▸ **WHAT NEEDS TO BE DONE**
Copy the records that follow exactly as written, but not their pictures.

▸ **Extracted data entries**
_ _ _ _ _

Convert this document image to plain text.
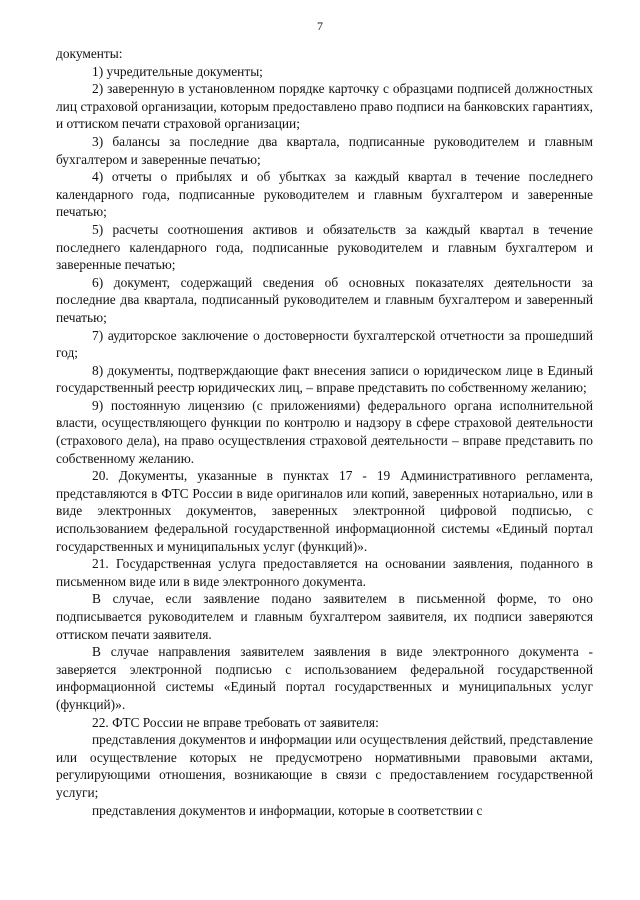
7

документы:

1) учредительные документы;

2) заверенную в установленном порядке карточку с образцами подписей должностных лиц страховой организации, которым предоставлено право подписи на банковских гарантиях, и оттиском печати страховой организации;

3) балансы за последние два квартала, подписанные руководителем и главным бухгалтером и заверенные печатью;

4) отчеты о прибылях и об убытках за каждый квартал в течение последнего календарного года, подписанные руководителем и главным бухгалтером и заверенные печатью;

5) расчеты соотношения активов и обязательств за каждый квартал в течение последнего календарного года, подписанные руководителем и главным бухгалтером и заверенные печатью;

6) документ, содержащий сведения об основных показателях деятельности за последние два квартала, подписанный руководителем и главным бухгалтером и заверенный печатью;

7) аудиторское заключение о достоверности бухгалтерской отчетности за прошедший год;

8) документы, подтверждающие факт внесения записи о юридическом лице в Единый государственный реестр юридических лиц, – вправе представить по собственному желанию;

9) постоянную лицензию (с приложениями) федерального органа исполнительной власти, осуществляющего функции по контролю и надзору в сфере страховой деятельности (страхового дела), на право осуществления страховой деятельности – вправе представить по собственному желанию.

20. Документы, указанные в пунктах 17 - 19 Административного регламента, представляются в ФТС России в виде оригиналов или копий, заверенных нотариально, или в виде электронных документов, заверенных электронной цифровой подписью, с использованием федеральной государственной информационной системы «Единый портал государственных и муниципальных услуг (функций)».

21. Государственная услуга предоставляется на основании заявления, поданного в письменном виде или в виде электронного документа.

В случае, если заявление подано заявителем в письменной форме, то оно подписывается руководителем и главным бухгалтером заявителя, их подписи заверяются оттиском печати заявителя.

В случае направления заявителем заявления в виде электронного документа - заверяется электронной подписью с использованием федеральной государственной информационной системы «Единый портал государственных и муниципальных услуг (функций)».

22. ФТС России не вправе требовать от заявителя:

представления документов и информации или осуществления действий, представление или осуществление которых не предусмотрено нормативными правовыми актами, регулирующими отношения, возникающие в связи с предоставлением государственной услуги;

представления документов и информации, которые в соответствии с
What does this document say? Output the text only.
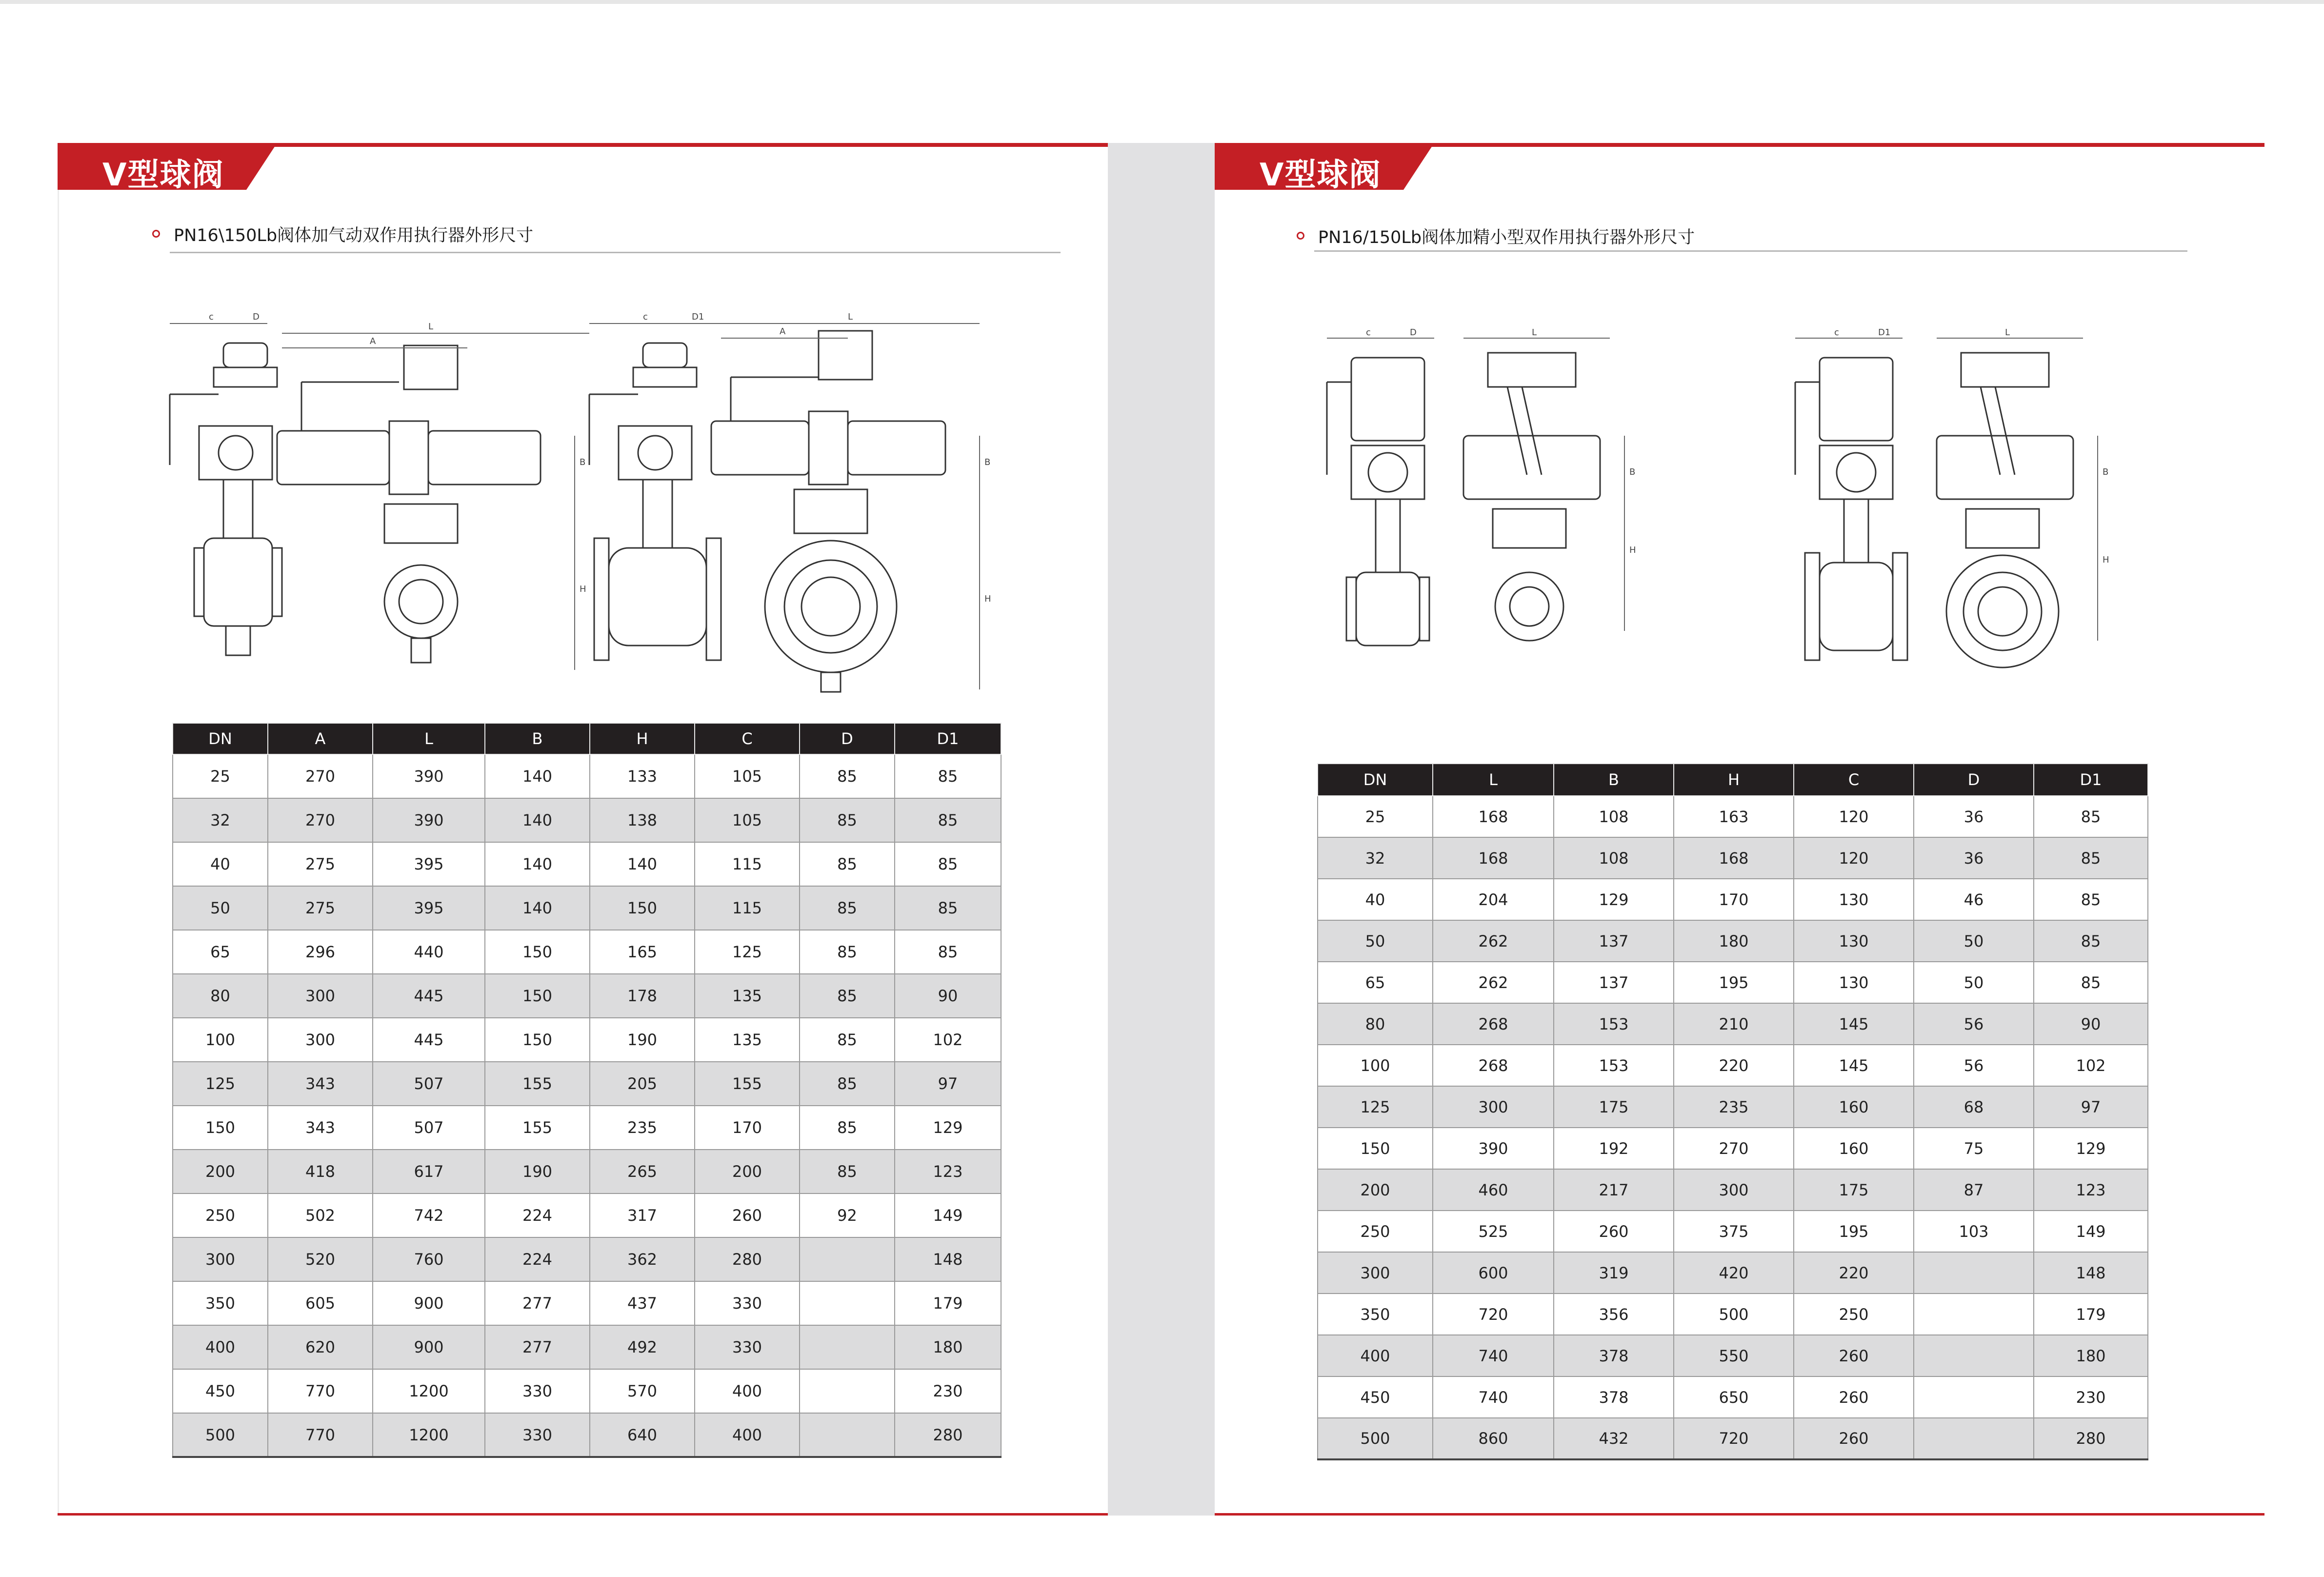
V型球阀
PN16\150Lb阀体加气动双作用执行器外形尺寸
c	D
L
A
B
H
c	D1	L
A
B
H
DN	A	L	B	H	C	D	D1
25	270	390	140	133	105	85	85
32	270	390	140	138	105	85	85
40	275	395	140	140	115	85	85
50	275	395	140	150	115	85	85
65	296	440	150	165	125	85	85
80	300	445	150	178	135	85	90
100	300	445	150	190	135	85	102
125	343	507	155	205	155	85	97
150	343	507	155	235	170	85	129
200	418	617	190	265	200	85	123
250	502	742	224	317	260	92	149
300	520	760	224	362	280		148
350	605	900	277	437	330		179
400	620	900	277	492	330		180
450	770	1200	330	570	400		230
500	770	1200	330	640	400		280
V型球阀
PN16/150Lb阀体加精小型双作用执行器外形尺寸
c	D	L
B
H
c	D1	L
B
H
DN	L	B	H	C	D	D1
25	168	108	163	120	36	85
32	168	108	168	120	36	85
40	204	129	170	130	46	85
50	262	137	180	130	50	85
65	262	137	195	130	50	85
80	268	153	210	145	56	90
100	268	153	220	145	56	102
125	300	175	235	160	68	97
150	390	192	270	160	75	129
200	460	217	300	175	87	123
250	525	260	375	195	103	149
300	600	319	420	220		148
350	720	356	500	250		179
400	740	378	550	260		180
450	740	378	650	260		230
500	860	432	720	260		280
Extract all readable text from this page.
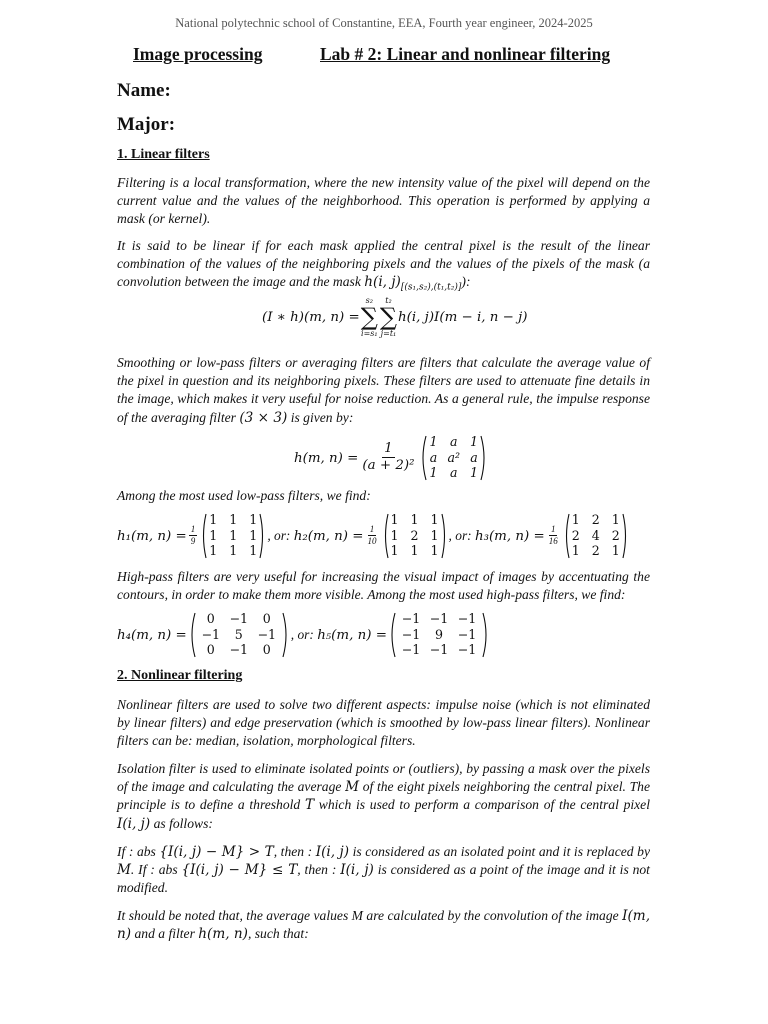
National polytechnic school of Constantine, EEA, Fourth year engineer, 2024-2025
Image processing	Lab # 2: Linear and nonlinear filtering
Name:
Major:
1. Linear filters
Filtering is a local transformation, where the new intensity value of the pixel will depend on the current value and the values of the neighborhood. This operation is performed by applying a mask (or kernel).
It is said to be linear if for each mask applied the central pixel is the result of the linear combination of the values of the neighboring pixels and the values of the pixels of the mask (a convolution between the image and the mask h(i, $j)_{[(s_1,s_2),(t_1,t_2)]}$):
(I ∗ h)(m, n) =
s₂
∑
i=s₁
t₂
∑
j=t₁
h(i, j)I(m − i, n − j)
Smoothing or low-pass filters or averaging filters are filters that calculate the average value of the pixel in question and its neighboring pixels. These filters are used to attenuate fine details in the image, which makes it very useful for noise reduction. As a general rule, the impulse response of the averaging filter (3 × 3) is given by:
h(m, $n) = \frac{1}{\text{(a + 2)²}}$
1 a 1
a a² a
1 a 1
Among the most used low-pass filters, we find:
h₁(m, $n) = \frac{1}{9}$
1 1 1
1 1 1
1 1 1
, or:
h₂(m, $n) = \frac{1}{10}$
1 1 1
1 2 1
1 1 1
, or:
h₃(m, $n) = \frac{1}{16}$
1 2 1
2 4 2
1 2 1
High-pass filters are very useful for increasing the visual impact of images by accentuating the contours, in order to make them more visible. Among the most used high-pass filters, we find:
h₄(m, n) =
0	−1	0
−1	5	−1
0	−1	0
, or:
h₅(m, n) =
−1 −1 −1
−1	9	−1
−1 −1 −1
2. Nonlinear filtering
Nonlinear filters are used to solve two different aspects: impulse noise (which is not eliminated by linear filters) and edge preservation (which is smoothed by low-pass linear filters). Nonlinear filters can be: median, isolation, morphological filters.
Isolation filter is used to eliminate isolated points or (outliers), by passing a mask over the pixels of the image and calculating the average M of the eight pixels neighboring the central pixel. The principle is to define a threshold T which is used to perform a comparison of the central pixel I(i, j) as follows:
If : abs {I(i, j) − M} > T, then : I(i, j) is considered as an isolated point and it is replaced by M. If : abs {I(i, j) − M} ≤ T, then : I(i, j) is considered as a point of the image and it is not modified.
It should be noted that, the average values M are calculated by the convolution of the image I(m, n) and a filter h(m, n), such that:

_ _ _ _ _

▸ **THE REPLY**
Convert this document image to plain text.
7

документы:

1) учредительные документы;

2) заверенную в установленном порядке карточку с образцами подписей должностных лиц страховой организации, которым предоставлено право подписи на банковских гарантиях, и оттиском печати страховой организации;

3) балансы за последние два квартала, подписанные руководителем и главным бухгалтером и заверенные печатью;

4) отчеты о прибылях и об убытках за каждый квартал в течение последнего календарного года, подписанные руководителем и главным бухгалтером и заверенные печатью;

5) расчеты соотношения активов и обязательств за каждый квартал в течение последнего календарного года, подписанные руководителем и главным бухгалтером и заверенные печатью;

6) документ, содержащий сведения об основных показателях деятельности за последние два квартала, подписанный руководителем и главным бухгалтером и заверенный печатью;

7) аудиторское заключение о достоверности бухгалтерской отчетности за прошедший год;

8) документы, подтверждающие факт внесения записи о юридическом лице в Единый государственный реестр юридических лиц, – вправе представить по собственному желанию;

9) постоянную лицензию (с приложениями) федерального органа исполнительной власти, осуществляющего функции по контролю и надзору в сфере страховой деятельности (страхового дела), на право осуществления страховой деятельности – вправе представить по собственному желанию.

20. Документы, указанные в пунктах 17 - 19 Административного регламента, представляются в ФТС России в виде оригиналов или копий, заверенных нотариально, или в виде электронных документов, заверенных электронной цифровой подписью, с использованием федеральной государственной информационной системы «Единый портал государственных и муниципальных услуг (функций)».

21. Государственная услуга предоставляется на основании заявления, поданного в письменном виде или в виде электронного документа.

В случае, если заявление подано заявителем в письменной форме, то оно подписывается руководителем и главным бухгалтером заявителя, их подписи заверяются оттиском печати заявителя.

В случае направления заявителем заявления в виде электронного документа - заверяется электронной подписью с использованием федеральной государственной информационной системы «Единый портал государственных и муниципальных услуг (функций)».

22. ФТС России не вправе требовать от заявителя:

представления документов и информации или осуществления действий, представление или осуществление которых не предусмотрено нормативными правовыми актами, регулирующими отношения, возникающие в связи с предоставлением государственной услуги;

представления документов и информации, которые в соответствии с
What does this document say? Output the text only.
V型球阀
PN16\150Lb阀体加气动双作用执行器外形尺寸
c	D
L
A
B
H
c	D1	L
A
B
H
DN	A	L	B	H	C	D	D1
25	270	390	140	133	105	85	85
32	270	390	140	138	105	85	85
40	275	395	140	140	115	85	85
50	275	395	140	150	115	85	85
65	296	440	150	165	125	85	85
80	300	445	150	178	135	85	90
100	300	445	150	190	135	85	102
125	343	507	155	205	155	85	97
150	343	507	155	235	170	85	129
200	418	617	190	265	200	85	123
250	502	742	224	317	260	92	149
300	520	760	224	362	280		148
350	605	900	277	437	330		179
400	620	900	277	492	330		180
450	770	1200	330	570	400		230
500	770	1200	330	640	400		280
V型球阀
PN16/150Lb阀体加精小型双作用执行器外形尺寸
c	D	L
B
H
c	D1	L
B
H
DN	L	B	H	C	D	D1
25	168	108	163	120	36	85
32	168	108	168	120	36	85
40	204	129	170	130	46	85
50	262	137	180	130	50	85
65	262	137	195	130	50	85
80	268	153	210	145	56	90
100	268	153	220	145	56	102
125	300	175	235	160	68	97
150	390	192	270	160	75	129
200	460	217	300	175	87	123
250	525	260	375	195	103	149
300	600	319	420	220		148
350	720	356	500	250		179
400	740	378	550	260		180
450	740	378	650	260		230
500	860	432	720	260		280
Extract all readable text from this page.
National polytechnic school of Constantine, EEA, Fourth year engineer, 2024-2025
Image processing	Lab # 2: Linear and nonlinear filtering
Name:
Major:
1. Linear filters
Filtering is a local transformation, where the new intensity value of the pixel will depend on the current value and the values of the neighborhood. This operation is performed by applying a mask (or kernel).
It is said to be linear if for each mask applied the central pixel is the result of the linear combination of the values of the neighboring pixels and the values of the pixels of the mask (a convolution between the image and the mask h(i, $j)_{[(s_1,s_2),(t_1,t_2)]}$):
(I ∗ h)(m, n) =
s₂
∑
i=s₁
t₂
∑
j=t₁
h(i, j)I(m − i, n − j)
Smoothing or low-pass filters or averaging filters are filters that calculate the average value of the pixel in question and its neighboring pixels. These filters are used to attenuate fine details in the image, which makes it very useful for noise reduction. As a general rule, the impulse response of the averaging filter (3 × 3) is given by:
h(m, $n) = \frac{1}{\text{(a + 2)²}}$
1 a 1
a a² a
1 a 1
Among the most used low-pass filters, we find:
h₁(m, $n) = \frac{1}{9}$
1 1 1
1 1 1
1 1 1
, or:
h₂(m, $n) = \frac{1}{10}$
1 1 1
1 2 1
1 1 1
, or:
h₃(m, $n) = \frac{1}{16}$
1 2 1
2 4 2
1 2 1
High-pass filters are very useful for increasing the visual impact of images by accentuating the contours, in order to make them more visible. Among the most used high-pass filters, we find:
h₄(m, n) =
0	−1	0
−1	5	−1
0	−1	0
, or:
h₅(m, n) =
−1 −1 −1
−1	9	−1
−1 −1 −1
2. Nonlinear filtering
Nonlinear filters are used to solve two different aspects: impulse noise (which is not eliminated by linear filters) and edge preservation (which is smoothed by low-pass linear filters). Nonlinear filters can be: median, isolation, morphological filters.
Isolation filter is used to eliminate isolated points or (outliers), by passing a mask over the pixels of the image and calculating the average M of the eight pixels neighboring the central pixel. The principle is to define a threshold T which is used to perform a comparison of the central pixel I(i, j) as follows:
If : abs {I(i, j) − M} > T, then : I(i, j) is considered as an isolated point and it is replaced by M. If : abs {I(i, j) − M} ≤ T, then : I(i, j) is considered as a point of the image and it is not modified.
It should be noted that, the average values M are calculated by the convolution of the image I(m, n) and a filter h(m, n), such that:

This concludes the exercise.